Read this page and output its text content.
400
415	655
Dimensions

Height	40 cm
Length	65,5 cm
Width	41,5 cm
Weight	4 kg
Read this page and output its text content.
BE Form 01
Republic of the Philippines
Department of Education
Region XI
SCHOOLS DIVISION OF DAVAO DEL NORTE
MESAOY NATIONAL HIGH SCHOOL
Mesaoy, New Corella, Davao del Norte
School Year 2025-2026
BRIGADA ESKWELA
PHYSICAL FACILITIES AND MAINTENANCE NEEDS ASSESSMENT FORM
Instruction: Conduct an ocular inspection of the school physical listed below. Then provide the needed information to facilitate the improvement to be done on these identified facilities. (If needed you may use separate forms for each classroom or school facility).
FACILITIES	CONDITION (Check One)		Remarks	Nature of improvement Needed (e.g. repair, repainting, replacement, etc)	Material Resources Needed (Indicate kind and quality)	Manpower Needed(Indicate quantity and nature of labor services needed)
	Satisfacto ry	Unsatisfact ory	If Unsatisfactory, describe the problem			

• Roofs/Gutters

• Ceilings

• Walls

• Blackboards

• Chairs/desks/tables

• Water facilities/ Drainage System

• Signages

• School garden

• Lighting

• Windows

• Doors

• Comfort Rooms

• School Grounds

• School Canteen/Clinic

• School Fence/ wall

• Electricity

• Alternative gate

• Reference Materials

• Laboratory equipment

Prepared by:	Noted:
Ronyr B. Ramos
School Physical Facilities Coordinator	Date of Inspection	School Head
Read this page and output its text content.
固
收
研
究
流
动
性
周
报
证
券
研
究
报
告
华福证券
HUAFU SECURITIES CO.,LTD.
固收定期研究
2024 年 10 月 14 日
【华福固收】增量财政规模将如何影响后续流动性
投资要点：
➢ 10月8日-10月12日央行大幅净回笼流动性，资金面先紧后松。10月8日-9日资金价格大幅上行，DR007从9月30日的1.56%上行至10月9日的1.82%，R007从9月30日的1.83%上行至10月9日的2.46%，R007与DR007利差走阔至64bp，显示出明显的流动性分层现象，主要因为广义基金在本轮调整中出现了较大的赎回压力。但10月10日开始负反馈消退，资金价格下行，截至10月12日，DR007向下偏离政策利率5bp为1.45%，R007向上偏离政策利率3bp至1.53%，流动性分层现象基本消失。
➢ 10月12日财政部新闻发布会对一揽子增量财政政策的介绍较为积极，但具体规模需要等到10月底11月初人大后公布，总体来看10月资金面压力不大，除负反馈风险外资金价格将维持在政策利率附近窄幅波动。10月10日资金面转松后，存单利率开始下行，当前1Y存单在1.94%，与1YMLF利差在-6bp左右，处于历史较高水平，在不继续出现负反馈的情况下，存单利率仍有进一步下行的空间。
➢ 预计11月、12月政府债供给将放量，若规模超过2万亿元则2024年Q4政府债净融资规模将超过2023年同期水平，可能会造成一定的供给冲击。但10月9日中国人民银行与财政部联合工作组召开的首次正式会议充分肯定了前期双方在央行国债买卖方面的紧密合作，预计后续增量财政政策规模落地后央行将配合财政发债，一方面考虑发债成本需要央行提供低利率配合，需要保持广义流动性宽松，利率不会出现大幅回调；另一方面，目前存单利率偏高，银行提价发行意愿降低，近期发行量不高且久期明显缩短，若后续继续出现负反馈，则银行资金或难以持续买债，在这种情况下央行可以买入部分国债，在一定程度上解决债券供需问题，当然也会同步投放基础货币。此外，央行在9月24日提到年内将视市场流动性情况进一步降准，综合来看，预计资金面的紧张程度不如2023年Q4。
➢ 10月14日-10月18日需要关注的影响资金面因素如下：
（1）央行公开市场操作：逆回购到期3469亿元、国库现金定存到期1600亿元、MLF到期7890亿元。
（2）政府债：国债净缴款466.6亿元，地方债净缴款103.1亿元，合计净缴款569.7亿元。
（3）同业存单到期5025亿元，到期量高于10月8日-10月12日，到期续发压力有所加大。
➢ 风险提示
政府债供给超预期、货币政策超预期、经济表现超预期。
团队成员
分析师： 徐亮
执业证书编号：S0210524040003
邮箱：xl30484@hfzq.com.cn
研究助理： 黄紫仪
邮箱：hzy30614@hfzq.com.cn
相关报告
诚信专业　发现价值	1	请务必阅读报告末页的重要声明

# # #

● What needs to be done
Copy out the whole listing exactly.

● Written response
Read this page and output its text content.
400
415	655
Dimensions

Height	40 cm
Length	65,5 cm
Width	41,5 cm
Weight	4 kg
Read this page and output its text content.
BE Form 01
Republic of the Philippines
Department of Education
Region XI
SCHOOLS DIVISION OF DAVAO DEL NORTE
MESAOY NATIONAL HIGH SCHOOL
Mesaoy, New Corella, Davao del Norte
School Year 2025-2026
BRIGADA ESKWELA
PHYSICAL FACILITIES AND MAINTENANCE NEEDS ASSESSMENT FORM
Instruction: Conduct an ocular inspection of the school physical listed below. Then provide the needed information to facilitate the improvement to be done on these identified facilities. (If needed you may use separate forms for each classroom or school facility).
FACILITIES	CONDITION (Check One)		Remarks	Nature of improvement Needed (e.g. repair, repainting, replacement, etc)	Material Resources Needed (Indicate kind and quality)	Manpower Needed(Indicate quantity and nature of labor services needed)
	Satisfacto ry	Unsatisfact ory	If Unsatisfactory, describe the problem			

• Roofs/Gutters

• Ceilings

• Walls

• Blackboards

• Chairs/desks/tables

• Water facilities/ Drainage System

• Signages

• School garden

• Lighting

• Windows

• Doors

• Comfort Rooms

• School Grounds

• School Canteen/Clinic

• School Fence/ wall

• Electricity

• Alternative gate

• Reference Materials

• Laboratory equipment

Prepared by:	Noted:
Ronyr B. Ramos
School Physical Facilities Coordinator	Date of Inspection	School Head
Read this page and output its text content.
固
收
研
究
流
动
性
周
报
证
券
研
究
报
告
华福证券
HUAFU SECURITIES CO.,LTD.
固收定期研究
2024 年 10 月 14 日
【华福固收】增量财政规模将如何影响后续流动性
投资要点：
➢ 10月8日-10月12日央行大幅净回笼流动性，资金面先紧后松。10月8日-9日资金价格大幅上行，DR007从9月30日的1.56%上行至10月9日的1.82%，R007从9月30日的1.83%上行至10月9日的2.46%，R007与DR007利差走阔至64bp，显示出明显的流动性分层现象，主要因为广义基金在本轮调整中出现了较大的赎回压力。但10月10日开始负反馈消退，资金价格下行，截至10月12日，DR007向下偏离政策利率5bp为1.45%，R007向上偏离政策利率3bp至1.53%，流动性分层现象基本消失。
➢ 10月12日财政部新闻发布会对一揽子增量财政政策的介绍较为积极，但具体规模需要等到10月底11月初人大后公布，总体来看10月资金面压力不大，除负反馈风险外资金价格将维持在政策利率附近窄幅波动。10月10日资金面转松后，存单利率开始下行，当前1Y存单在1.94%，与1YMLF利差在-6bp左右，处于历史较高水平，在不继续出现负反馈的情况下，存单利率仍有进一步下行的空间。
➢ 预计11月、12月政府债供给将放量，若规模超过2万亿元则2024年Q4政府债净融资规模将超过2023年同期水平，可能会造成一定的供给冲击。但10月9日中国人民银行与财政部联合工作组召开的首次正式会议充分肯定了前期双方在央行国债买卖方面的紧密合作，预计后续增量财政政策规模落地后央行将配合财政发债，一方面考虑发债成本需要央行提供低利率配合，需要保持广义流动性宽松，利率不会出现大幅回调；另一方面，目前存单利率偏高，银行提价发行意愿降低，近期发行量不高且久期明显缩短，若后续继续出现负反馈，则银行资金或难以持续买债，在这种情况下央行可以买入部分国债，在一定程度上解决债券供需问题，当然也会同步投放基础货币。此外，央行在9月24日提到年内将视市场流动性情况进一步降准，综合来看，预计资金面的紧张程度不如2023年Q4。
➢ 10月14日-10月18日需要关注的影响资金面因素如下：
（1）央行公开市场操作：逆回购到期3469亿元、国库现金定存到期1600亿元、MLF到期7890亿元。
（2）政府债：国债净缴款466.6亿元，地方债净缴款103.1亿元，合计净缴款569.7亿元。
（3）同业存单到期5025亿元，到期量高于10月8日-10月12日，到期续发压力有所加大。
➢ 风险提示
政府债供给超预期、货币政策超预期、经济表现超预期。
团队成员
分析师： 徐亮
执业证书编号：S0210524040003
邮箱：xl30484@hfzq.com.cn
研究助理： 黄紫仪
邮箱：hzy30614@hfzq.com.cn
相关报告
诚信专业　发现价值	1	请务必阅读报告末页的重要声明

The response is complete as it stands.